**OBJECTIVE**
What follows are records. Restate all of them word for word.

**MATERIAL**

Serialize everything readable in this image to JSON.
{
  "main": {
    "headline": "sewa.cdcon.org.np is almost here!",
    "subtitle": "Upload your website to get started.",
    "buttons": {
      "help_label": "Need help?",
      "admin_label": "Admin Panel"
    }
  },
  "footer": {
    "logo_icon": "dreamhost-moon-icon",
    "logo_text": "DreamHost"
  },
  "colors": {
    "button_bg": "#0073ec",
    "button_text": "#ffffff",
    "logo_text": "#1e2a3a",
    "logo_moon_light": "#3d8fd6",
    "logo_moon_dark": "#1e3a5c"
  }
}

**ANSWER TO THE EXERCISE**
Serialize everything readable in this image to JSON.
{
  "main": {
    "headline": "sewa.cdcon.org.np is almost here!",
    "subtitle": "Upload your website to get started.",
    "buttons": {
      "help_label": "Need help?",
      "admin_label": "Admin Panel"
    }
  },
  "footer": {
    "logo_icon": "dreamhost-moon-icon",
    "logo_text": "DreamHost"
  },
  "colors": {
    "button_bg": "#0073ec",
    "button_text": "#ffffff",
    "logo_text": "#1e2a3a",
    "logo_moon_light": "#3d8fd6",
    "logo_moon_dark": "#1e3a5c"
  }
}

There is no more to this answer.